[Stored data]
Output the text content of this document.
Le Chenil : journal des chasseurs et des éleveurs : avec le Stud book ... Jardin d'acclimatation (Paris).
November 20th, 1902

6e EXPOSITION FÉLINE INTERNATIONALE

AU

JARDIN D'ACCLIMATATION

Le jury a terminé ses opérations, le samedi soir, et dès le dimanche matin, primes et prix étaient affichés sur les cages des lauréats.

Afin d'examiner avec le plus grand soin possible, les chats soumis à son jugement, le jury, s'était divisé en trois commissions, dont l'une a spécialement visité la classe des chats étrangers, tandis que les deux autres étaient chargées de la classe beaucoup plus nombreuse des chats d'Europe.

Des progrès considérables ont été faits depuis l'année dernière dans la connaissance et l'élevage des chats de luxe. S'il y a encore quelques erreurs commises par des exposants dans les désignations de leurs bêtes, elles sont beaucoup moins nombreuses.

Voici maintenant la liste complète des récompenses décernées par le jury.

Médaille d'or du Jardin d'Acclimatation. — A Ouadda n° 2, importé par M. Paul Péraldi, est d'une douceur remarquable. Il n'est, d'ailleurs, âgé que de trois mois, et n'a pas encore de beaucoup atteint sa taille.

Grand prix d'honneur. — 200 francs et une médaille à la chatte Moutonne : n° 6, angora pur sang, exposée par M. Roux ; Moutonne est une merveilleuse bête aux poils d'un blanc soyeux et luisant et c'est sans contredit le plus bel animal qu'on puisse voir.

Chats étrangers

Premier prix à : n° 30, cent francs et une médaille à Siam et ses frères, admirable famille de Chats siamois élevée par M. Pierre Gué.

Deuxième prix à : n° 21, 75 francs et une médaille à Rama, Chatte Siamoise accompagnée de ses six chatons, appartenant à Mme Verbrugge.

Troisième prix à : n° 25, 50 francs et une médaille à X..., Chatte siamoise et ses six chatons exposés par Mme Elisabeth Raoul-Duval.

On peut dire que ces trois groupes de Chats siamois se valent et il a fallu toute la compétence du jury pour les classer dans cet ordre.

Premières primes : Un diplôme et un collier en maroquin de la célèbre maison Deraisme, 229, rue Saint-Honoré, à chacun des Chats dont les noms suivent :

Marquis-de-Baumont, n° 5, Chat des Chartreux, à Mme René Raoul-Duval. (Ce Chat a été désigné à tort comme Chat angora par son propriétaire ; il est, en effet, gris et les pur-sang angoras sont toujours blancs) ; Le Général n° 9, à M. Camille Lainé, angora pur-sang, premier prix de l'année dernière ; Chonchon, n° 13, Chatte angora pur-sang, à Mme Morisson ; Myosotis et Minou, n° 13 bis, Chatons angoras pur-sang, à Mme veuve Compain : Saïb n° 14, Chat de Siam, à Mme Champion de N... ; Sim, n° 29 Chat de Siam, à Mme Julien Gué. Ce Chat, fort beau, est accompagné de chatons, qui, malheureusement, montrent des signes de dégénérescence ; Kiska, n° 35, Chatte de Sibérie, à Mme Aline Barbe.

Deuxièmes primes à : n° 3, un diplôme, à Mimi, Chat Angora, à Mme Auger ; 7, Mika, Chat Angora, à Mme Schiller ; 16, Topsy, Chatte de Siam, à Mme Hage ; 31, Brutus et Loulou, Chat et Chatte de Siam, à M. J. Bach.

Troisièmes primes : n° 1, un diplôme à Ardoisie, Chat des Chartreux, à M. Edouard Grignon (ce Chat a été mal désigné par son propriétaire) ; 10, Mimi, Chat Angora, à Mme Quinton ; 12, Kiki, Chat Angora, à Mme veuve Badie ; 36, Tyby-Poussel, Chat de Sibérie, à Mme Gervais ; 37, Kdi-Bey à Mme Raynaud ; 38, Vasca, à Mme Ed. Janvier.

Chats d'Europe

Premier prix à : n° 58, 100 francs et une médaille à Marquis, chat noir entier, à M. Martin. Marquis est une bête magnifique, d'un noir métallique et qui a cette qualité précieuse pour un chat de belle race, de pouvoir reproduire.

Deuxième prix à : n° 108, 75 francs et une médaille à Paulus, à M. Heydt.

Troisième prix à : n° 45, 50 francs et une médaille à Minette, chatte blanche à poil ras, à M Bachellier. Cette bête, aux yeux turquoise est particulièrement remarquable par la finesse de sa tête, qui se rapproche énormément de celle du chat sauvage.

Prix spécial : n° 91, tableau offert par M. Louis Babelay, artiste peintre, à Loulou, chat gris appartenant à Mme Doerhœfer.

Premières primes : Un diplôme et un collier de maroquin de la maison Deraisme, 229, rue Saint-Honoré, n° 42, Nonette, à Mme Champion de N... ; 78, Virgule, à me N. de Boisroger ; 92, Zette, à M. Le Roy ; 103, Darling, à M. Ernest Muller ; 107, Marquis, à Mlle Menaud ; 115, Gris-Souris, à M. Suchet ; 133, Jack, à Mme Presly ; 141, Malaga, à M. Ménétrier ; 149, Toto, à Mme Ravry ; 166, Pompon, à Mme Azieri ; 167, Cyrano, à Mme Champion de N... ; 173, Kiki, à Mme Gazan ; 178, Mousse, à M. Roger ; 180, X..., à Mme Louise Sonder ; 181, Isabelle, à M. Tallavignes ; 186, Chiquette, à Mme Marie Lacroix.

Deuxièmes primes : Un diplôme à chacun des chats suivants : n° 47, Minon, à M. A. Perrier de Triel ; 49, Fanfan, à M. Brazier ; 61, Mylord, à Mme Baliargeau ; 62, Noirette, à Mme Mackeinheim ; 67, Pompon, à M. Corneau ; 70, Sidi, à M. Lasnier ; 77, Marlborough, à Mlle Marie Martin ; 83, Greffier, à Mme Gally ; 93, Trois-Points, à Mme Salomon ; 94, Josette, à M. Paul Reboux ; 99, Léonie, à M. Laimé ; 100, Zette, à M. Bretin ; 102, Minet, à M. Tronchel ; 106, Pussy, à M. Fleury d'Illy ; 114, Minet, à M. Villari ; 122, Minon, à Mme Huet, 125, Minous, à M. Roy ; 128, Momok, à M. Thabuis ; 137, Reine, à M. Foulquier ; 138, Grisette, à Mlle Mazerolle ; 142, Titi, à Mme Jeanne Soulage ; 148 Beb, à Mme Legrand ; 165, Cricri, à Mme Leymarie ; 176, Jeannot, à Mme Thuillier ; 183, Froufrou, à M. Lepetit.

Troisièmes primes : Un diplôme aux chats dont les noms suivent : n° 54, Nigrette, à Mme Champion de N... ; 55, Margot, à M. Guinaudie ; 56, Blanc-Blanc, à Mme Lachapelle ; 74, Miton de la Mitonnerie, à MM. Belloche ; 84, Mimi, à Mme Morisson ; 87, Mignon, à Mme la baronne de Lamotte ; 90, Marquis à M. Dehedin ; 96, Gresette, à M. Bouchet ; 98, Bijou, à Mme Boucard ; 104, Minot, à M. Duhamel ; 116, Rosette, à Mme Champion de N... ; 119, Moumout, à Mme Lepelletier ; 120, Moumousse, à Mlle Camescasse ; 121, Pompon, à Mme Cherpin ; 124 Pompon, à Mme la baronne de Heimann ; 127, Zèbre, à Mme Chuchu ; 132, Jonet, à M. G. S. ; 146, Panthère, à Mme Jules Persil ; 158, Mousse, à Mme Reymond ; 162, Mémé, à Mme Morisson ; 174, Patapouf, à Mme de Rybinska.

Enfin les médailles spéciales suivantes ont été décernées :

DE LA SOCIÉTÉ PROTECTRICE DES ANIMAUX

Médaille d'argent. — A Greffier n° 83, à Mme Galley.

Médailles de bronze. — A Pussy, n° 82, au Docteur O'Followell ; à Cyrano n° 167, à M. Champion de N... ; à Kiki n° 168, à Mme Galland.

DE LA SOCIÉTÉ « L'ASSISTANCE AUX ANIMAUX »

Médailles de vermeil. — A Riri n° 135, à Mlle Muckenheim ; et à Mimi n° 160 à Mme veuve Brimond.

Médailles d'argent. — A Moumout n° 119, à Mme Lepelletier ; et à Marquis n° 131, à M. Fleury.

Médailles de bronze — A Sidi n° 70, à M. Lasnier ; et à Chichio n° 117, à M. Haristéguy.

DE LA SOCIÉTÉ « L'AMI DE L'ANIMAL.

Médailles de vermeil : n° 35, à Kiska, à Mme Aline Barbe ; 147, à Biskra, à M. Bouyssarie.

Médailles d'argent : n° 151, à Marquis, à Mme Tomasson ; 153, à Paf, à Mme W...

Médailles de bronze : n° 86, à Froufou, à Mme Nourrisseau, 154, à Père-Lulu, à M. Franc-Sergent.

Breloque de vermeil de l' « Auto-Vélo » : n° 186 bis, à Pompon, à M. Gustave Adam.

**Task requirements:** Return all lines with the word "Kiska" in them.

**Complete output:**
Marquis-de-Baumont, n° 5, Chat des Chartreux, à Mme René Raoul-Duval. (Ce Chat a été désigné à tort comme Chat angora par son propriétaire ; il est, en effet, gris et les pur-sang angoras sont toujours blancs) ; Le Général n° 9, à M. Camille Lainé, angora pur-sang, premier prix de l'année dernière ; Chonchon, n° 13, Chatte angora pur-sang, à Mme Morisson ; Myosotis et Minou, n° 13 bis, Chatons angoras pur-sang, à Mme veuve Compain : Saïb n° 14, Chat de Siam, à Mme Champion de N... ; Sim, n° 29 Chat de Siam, à Mme Julien Gué. Ce Chat, fort beau, est accompagné de chatons, qui, malheureusement, montrent des signes de dégénérescence ; Kiska, n° 35, Chatte de Sibérie, à Mme Aline Barbe.
Médailles de vermeil : n° 35, à Kiska, à Mme Aline Barbe ; 147, à Biskra, à M. Bouyssarie.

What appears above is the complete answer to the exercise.